_Recorded information_.
· · · ·
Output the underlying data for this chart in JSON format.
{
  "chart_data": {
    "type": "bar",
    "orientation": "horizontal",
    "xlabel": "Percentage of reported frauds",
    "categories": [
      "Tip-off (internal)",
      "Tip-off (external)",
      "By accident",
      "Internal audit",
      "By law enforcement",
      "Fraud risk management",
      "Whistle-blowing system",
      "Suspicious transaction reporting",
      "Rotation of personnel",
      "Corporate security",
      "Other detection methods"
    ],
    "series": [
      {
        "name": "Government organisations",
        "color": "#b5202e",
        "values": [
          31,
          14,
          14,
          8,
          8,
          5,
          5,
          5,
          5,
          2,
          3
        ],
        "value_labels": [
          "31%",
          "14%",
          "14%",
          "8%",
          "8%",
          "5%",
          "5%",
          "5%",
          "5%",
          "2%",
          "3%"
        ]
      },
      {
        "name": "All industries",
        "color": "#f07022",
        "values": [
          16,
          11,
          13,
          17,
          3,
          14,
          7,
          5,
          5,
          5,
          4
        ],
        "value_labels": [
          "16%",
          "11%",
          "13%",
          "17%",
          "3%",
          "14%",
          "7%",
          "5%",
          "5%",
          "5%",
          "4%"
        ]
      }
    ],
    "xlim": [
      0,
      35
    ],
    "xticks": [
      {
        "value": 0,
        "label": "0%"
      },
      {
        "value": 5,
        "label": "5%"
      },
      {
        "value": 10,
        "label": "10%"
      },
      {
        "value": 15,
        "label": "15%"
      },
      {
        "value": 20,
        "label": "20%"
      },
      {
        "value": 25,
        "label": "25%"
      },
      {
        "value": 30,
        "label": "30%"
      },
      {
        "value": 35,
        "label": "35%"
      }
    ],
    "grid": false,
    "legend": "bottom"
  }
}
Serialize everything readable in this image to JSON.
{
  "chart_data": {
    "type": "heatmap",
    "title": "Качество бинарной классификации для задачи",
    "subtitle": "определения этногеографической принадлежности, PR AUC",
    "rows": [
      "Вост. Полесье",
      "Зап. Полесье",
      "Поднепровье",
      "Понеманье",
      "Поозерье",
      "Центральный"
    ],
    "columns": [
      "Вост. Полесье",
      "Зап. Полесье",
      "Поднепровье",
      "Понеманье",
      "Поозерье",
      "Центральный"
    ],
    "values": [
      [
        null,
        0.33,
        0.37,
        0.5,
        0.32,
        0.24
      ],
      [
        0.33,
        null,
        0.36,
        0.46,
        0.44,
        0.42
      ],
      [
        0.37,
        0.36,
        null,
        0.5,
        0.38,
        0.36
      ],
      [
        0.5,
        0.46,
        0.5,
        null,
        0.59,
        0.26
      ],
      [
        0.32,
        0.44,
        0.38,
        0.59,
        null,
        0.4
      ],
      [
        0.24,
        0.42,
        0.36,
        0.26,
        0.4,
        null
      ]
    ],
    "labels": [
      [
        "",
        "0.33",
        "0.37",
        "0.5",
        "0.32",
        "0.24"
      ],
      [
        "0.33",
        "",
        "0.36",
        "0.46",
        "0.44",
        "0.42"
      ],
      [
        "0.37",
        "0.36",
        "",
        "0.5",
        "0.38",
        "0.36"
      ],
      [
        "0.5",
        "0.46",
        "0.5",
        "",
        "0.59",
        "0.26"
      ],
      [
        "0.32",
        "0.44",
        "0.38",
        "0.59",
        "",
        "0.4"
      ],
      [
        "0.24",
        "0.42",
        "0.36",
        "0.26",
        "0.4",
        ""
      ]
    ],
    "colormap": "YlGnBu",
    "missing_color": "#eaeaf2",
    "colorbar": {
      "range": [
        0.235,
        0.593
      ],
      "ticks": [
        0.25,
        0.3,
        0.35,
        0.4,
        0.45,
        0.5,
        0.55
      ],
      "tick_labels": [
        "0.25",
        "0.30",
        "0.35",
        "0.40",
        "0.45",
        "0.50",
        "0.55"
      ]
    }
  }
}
· · · ·
Copy every line that contains the string "name".

        "name": "Government organisations",
        "name": "All industries",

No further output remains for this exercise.